Objective:
Will you transcribe all the entries word for word, skipping the pictures they hold?

[Stored records]
####################

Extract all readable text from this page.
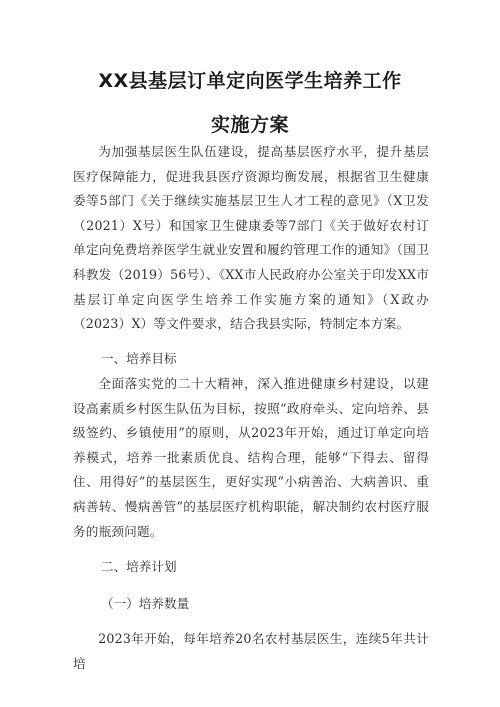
XX县基层订单定向医学生培养工作
实施方案

为加强基层医生队伍建设，提高基层医疗水平，提升基层医疗保障能力，促进我县医疗资源均衡发展，根据省卫生健康委等5部门《关于继续实施基层卫生人才工程的意见》（X卫发（2021）X号）和国家卫生健康委等7部门《关于做好农村订单定向免费培养医学生就业安置和履约管理工作的通知》（国卫科教发（2019）56号）、《XX市人民政府办公室关于印发XX市基层订单定向医学生培养工作实施方案的通知》（X政办（2023）X）等文件要求，结合我县实际，特制定本方案。

一、培养目标

全面落实党的二十大精神，深入推进健康乡村建设，以建设高素质乡村医生队伍为目标，按照“政府牵头、定向培养、县级签约、乡镇使用”的原则，从2023年开始，通过订单定向培养模式，培养一批素质优良、结构合理，能够“下得去、留得住、用得好”的基层医生，更好实现“小病善治、大病善识、重病善转、慢病善管”的基层医疗机构职能，解决制约农村医疗服务的瓶颈问题。

二、培养计划

（一）培养数量

2023年开始，每年培养20名农村基层医生，连续5年共计培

####################

Response to the exercise:
Extract all readable text from this page.
XX县基层订单定向医学生培养工作
实施方案

为加强基层医生队伍建设，提高基层医疗水平，提升基层医疗保障能力，促进我县医疗资源均衡发展，根据省卫生健康委等5部门《关于继续实施基层卫生人才工程的意见》（X卫发（2021）X号）和国家卫生健康委等7部门《关于做好农村订单定向免费培养医学生就业安置和履约管理工作的通知》（国卫科教发（2019）56号）、《XX市人民政府办公室关于印发XX市基层订单定向医学生培养工作实施方案的通知》（X政办（2023）X）等文件要求，结合我县实际，特制定本方案。

一、培养目标

全面落实党的二十大精神，深入推进健康乡村建设，以建设高素质乡村医生队伍为目标，按照“政府牵头、定向培养、县级签约、乡镇使用”的原则，从2023年开始，通过订单定向培养模式，培养一批素质优良、结构合理，能够“下得去、留得住、用得好”的基层医生，更好实现“小病善治、大病善识、重病善转、慢病善管”的基层医疗机构职能，解决制约农村医疗服务的瓶颈问题。

二、培养计划

（一）培养数量

2023年开始，每年培养20名农村基层医生，连续5年共计培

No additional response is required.